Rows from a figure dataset
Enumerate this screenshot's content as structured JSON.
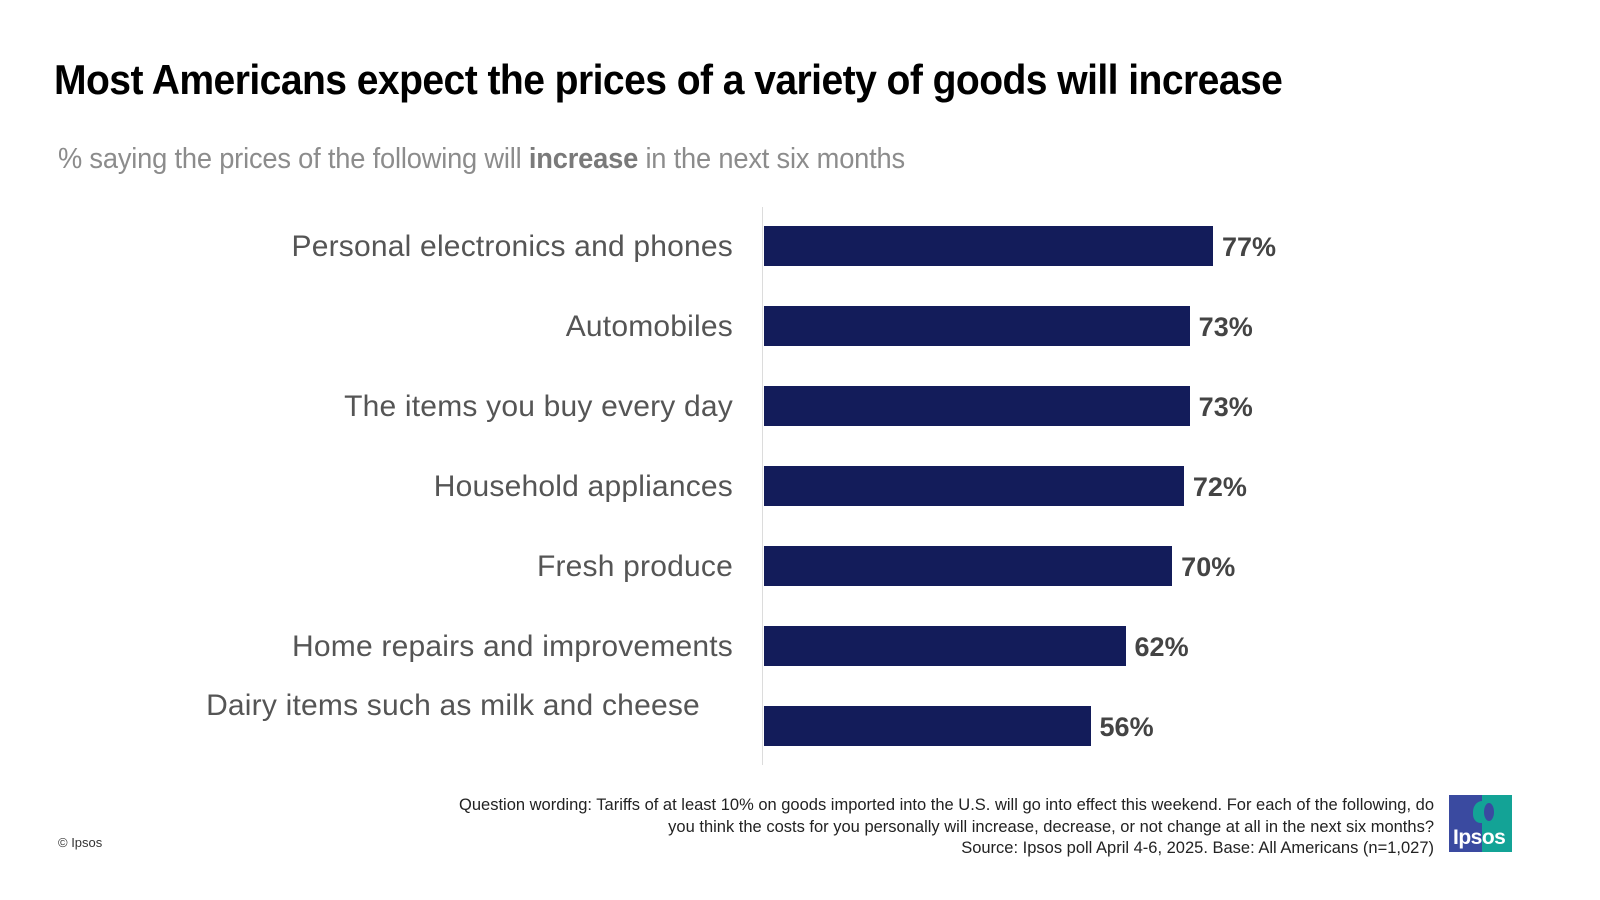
{
  "title": "Most Americans expect the prices of a variety of goods will increase",
  "subtitle": {
    "before": "% saying the prices of the following will ",
    "emphasis": "increase",
    "after": " in the next six months"
  },
  "colors": {
    "bar": "#131c5a",
    "value_label": "#444444",
    "category_label": "#555555",
    "logo_blue": "#3a4aa0",
    "logo_teal": "#13a396"
  },
  "chart_data": {
    "type": "bar",
    "orientation": "horizontal",
    "title": "Most Americans expect the prices of a variety of goods will increase",
    "subtitle": "% saying the prices of the following will increase in the next six months",
    "categories": [
      "Personal electronics and phones",
      "Automobiles",
      "The items you buy every day",
      "Household appliances",
      "Fresh produce",
      "Home repairs and improvements",
      "Dairy items such as milk and cheese"
    ],
    "values": [
      77,
      73,
      73,
      72,
      70,
      62,
      56
    ],
    "value_labels": [
      "77%",
      "73%",
      "73%",
      "72%",
      "70%",
      "62%",
      "56%"
    ],
    "xlabel": "",
    "ylabel": "",
    "xlim": [
      0,
      100
    ],
    "grid": false,
    "legend": "none"
  },
  "footnote": {
    "lines": [
      "Question wording: Tariffs of at least 10% on goods imported into the U.S. will go into effect this weekend. For each of the following, do",
      "you think the costs for you personally will increase, decrease, or not change at all in the next six months?",
      "Source: Ipsos poll April 4-6, 2025. Base: All Americans (n=1,027)"
    ]
  },
  "copyright": "© Ipsos",
  "logo": {
    "text": "Ipsos"
  }
}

| What to work on |
Quote the entries above word for word. Leave the images out.

| Exercise output |
Enumerate this screenshot's content as structured JSON.
{
  "title": "Most Americans expect the prices of a variety of goods will increase",
  "subtitle": {
    "before": "% saying the prices of the following will ",
    "emphasis": "increase",
    "after": " in the next six months"
  },
  "colors": {
    "bar": "#131c5a",
    "value_label": "#444444",
    "category_label": "#555555",
    "logo_blue": "#3a4aa0",
    "logo_teal": "#13a396"
  },
  "chart_data": {
    "type": "bar",
    "orientation": "horizontal",
    "title": "Most Americans expect the prices of a variety of goods will increase",
    "subtitle": "% saying the prices of the following will increase in the next six months",
    "categories": [
      "Personal electronics and phones",
      "Automobiles",
      "The items you buy every day",
      "Household appliances",
      "Fresh produce",
      "Home repairs and improvements",
      "Dairy items such as milk and cheese"
    ],
    "values": [
      77,
      73,
      73,
      72,
      70,
      62,
      56
    ],
    "value_labels": [
      "77%",
      "73%",
      "73%",
      "72%",
      "70%",
      "62%",
      "56%"
    ],
    "xlabel": "",
    "ylabel": "",
    "xlim": [
      0,
      100
    ],
    "grid": false,
    "legend": "none"
  },
  "footnote": {
    "lines": [
      "Question wording: Tariffs of at least 10% on goods imported into the U.S. will go into effect this weekend. For each of the following, do",
      "you think the costs for you personally will increase, decrease, or not change at all in the next six months?",
      "Source: Ipsos poll April 4-6, 2025. Base: All Americans (n=1,027)"
    ]
  },
  "copyright": "© Ipsos",
  "logo": {
    "text": "Ipsos"
  }
}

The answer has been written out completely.